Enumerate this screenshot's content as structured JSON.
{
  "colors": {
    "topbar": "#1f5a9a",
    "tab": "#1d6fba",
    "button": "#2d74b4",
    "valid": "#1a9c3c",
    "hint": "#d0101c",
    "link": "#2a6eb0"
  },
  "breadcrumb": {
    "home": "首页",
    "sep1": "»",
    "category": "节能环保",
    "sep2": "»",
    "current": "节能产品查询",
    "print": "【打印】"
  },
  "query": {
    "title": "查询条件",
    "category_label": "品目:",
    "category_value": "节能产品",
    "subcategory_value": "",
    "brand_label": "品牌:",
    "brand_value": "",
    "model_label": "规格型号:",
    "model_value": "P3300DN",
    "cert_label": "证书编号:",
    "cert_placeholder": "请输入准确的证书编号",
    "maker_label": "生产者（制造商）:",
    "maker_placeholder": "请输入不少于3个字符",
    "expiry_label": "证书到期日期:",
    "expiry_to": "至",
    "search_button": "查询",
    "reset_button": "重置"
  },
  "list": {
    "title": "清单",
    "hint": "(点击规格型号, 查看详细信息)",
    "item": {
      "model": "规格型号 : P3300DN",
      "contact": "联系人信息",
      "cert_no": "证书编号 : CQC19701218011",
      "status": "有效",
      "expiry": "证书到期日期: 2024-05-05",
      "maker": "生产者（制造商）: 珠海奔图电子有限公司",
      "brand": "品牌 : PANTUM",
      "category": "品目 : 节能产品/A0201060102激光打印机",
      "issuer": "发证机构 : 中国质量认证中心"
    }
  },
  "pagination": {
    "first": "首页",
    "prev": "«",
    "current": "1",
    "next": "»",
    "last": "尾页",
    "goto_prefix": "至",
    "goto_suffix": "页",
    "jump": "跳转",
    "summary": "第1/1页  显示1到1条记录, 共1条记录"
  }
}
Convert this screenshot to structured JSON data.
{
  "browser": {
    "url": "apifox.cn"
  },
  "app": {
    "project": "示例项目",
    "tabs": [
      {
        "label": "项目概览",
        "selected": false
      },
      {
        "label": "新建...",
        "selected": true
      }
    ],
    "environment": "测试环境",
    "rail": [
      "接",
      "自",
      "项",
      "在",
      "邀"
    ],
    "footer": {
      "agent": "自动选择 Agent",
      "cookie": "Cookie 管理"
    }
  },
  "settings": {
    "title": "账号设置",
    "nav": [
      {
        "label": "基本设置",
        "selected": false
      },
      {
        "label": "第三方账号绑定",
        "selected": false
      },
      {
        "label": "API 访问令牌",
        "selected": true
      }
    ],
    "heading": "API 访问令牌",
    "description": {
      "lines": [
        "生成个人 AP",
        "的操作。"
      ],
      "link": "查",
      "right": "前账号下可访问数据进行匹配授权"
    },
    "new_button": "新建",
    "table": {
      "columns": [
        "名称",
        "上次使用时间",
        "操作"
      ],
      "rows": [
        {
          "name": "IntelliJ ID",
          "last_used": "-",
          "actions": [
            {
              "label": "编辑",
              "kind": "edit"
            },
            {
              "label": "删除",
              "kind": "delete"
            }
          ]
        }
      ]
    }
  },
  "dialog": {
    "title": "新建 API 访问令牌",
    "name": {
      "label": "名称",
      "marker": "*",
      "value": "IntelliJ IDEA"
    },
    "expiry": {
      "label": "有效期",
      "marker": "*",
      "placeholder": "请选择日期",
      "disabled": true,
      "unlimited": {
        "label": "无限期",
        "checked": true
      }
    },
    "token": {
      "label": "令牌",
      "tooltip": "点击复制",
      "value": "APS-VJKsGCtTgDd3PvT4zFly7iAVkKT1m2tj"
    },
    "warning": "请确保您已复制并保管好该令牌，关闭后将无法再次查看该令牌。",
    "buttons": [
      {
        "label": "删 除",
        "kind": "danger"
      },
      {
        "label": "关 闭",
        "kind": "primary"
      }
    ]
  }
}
◆ ◆ ◆
What is asked:
Return all the data above once more, precisely as given.

Exercise result:
Enumerate this screenshot's content as structured JSON.
{
  "colors": {
    "topbar": "#1f5a9a",
    "tab": "#1d6fba",
    "button": "#2d74b4",
    "valid": "#1a9c3c",
    "hint": "#d0101c",
    "link": "#2a6eb0"
  },
  "breadcrumb": {
    "home": "首页",
    "sep1": "»",
    "category": "节能环保",
    "sep2": "»",
    "current": "节能产品查询",
    "print": "【打印】"
  },
  "query": {
    "title": "查询条件",
    "category_label": "品目:",
    "category_value": "节能产品",
    "subcategory_value": "",
    "brand_label": "品牌:",
    "brand_value": "",
    "model_label": "规格型号:",
    "model_value": "P3300DN",
    "cert_label": "证书编号:",
    "cert_placeholder": "请输入准确的证书编号",
    "maker_label": "生产者（制造商）:",
    "maker_placeholder": "请输入不少于3个字符",
    "expiry_label": "证书到期日期:",
    "expiry_to": "至",
    "search_button": "查询",
    "reset_button": "重置"
  },
  "list": {
    "title": "清单",
    "hint": "(点击规格型号, 查看详细信息)",
    "item": {
      "model": "规格型号 : P3300DN",
      "contact": "联系人信息",
      "cert_no": "证书编号 : CQC19701218011",
      "status": "有效",
      "expiry": "证书到期日期: 2024-05-05",
      "maker": "生产者（制造商）: 珠海奔图电子有限公司",
      "brand": "品牌 : PANTUM",
      "category": "品目 : 节能产品/A0201060102激光打印机",
      "issuer": "发证机构 : 中国质量认证中心"
    }
  },
  "pagination": {
    "first": "首页",
    "prev": "«",
    "current": "1",
    "next": "»",
    "last": "尾页",
    "goto_prefix": "至",
    "goto_suffix": "页",
    "jump": "跳转",
    "summary": "第1/1页  显示1到1条记录, 共1条记录"
  }
}
Convert this screenshot to structured JSON data.
{
  "browser": {
    "url": "apifox.cn"
  },
  "app": {
    "project": "示例项目",
    "tabs": [
      {
        "label": "项目概览",
        "selected": false
      },
      {
        "label": "新建...",
        "selected": true
      }
    ],
    "environment": "测试环境",
    "rail": [
      "接",
      "自",
      "项",
      "在",
      "邀"
    ],
    "footer": {
      "agent": "自动选择 Agent",
      "cookie": "Cookie 管理"
    }
  },
  "settings": {
    "title": "账号设置",
    "nav": [
      {
        "label": "基本设置",
        "selected": false
      },
      {
        "label": "第三方账号绑定",
        "selected": false
      },
      {
        "label": "API 访问令牌",
        "selected": true
      }
    ],
    "heading": "API 访问令牌",
    "description": {
      "lines": [
        "生成个人 AP",
        "的操作。"
      ],
      "link": "查",
      "right": "前账号下可访问数据进行匹配授权"
    },
    "new_button": "新建",
    "table": {
      "columns": [
        "名称",
        "上次使用时间",
        "操作"
      ],
      "rows": [
        {
          "name": "IntelliJ ID",
          "last_used": "-",
          "actions": [
            {
              "label": "编辑",
              "kind": "edit"
            },
            {
              "label": "删除",
              "kind": "delete"
            }
          ]
        }
      ]
    }
  },
  "dialog": {
    "title": "新建 API 访问令牌",
    "name": {
      "label": "名称",
      "marker": "*",
      "value": "IntelliJ IDEA"
    },
    "expiry": {
      "label": "有效期",
      "marker": "*",
      "placeholder": "请选择日期",
      "disabled": true,
      "unlimited": {
        "label": "无限期",
        "checked": true
      }
    },
    "token": {
      "label": "令牌",
      "tooltip": "点击复制",
      "value": "APS-VJKsGCtTgDd3PvT4zFly7iAVkKT1m2tj"
    },
    "warning": "请确保您已复制并保管好该令牌，关闭后将无法再次查看该令牌。",
    "buttons": [
      {
        "label": "删 除",
        "kind": "danger"
      },
      {
        "label": "关 闭",
        "kind": "primary"
      }
    ]
  }
}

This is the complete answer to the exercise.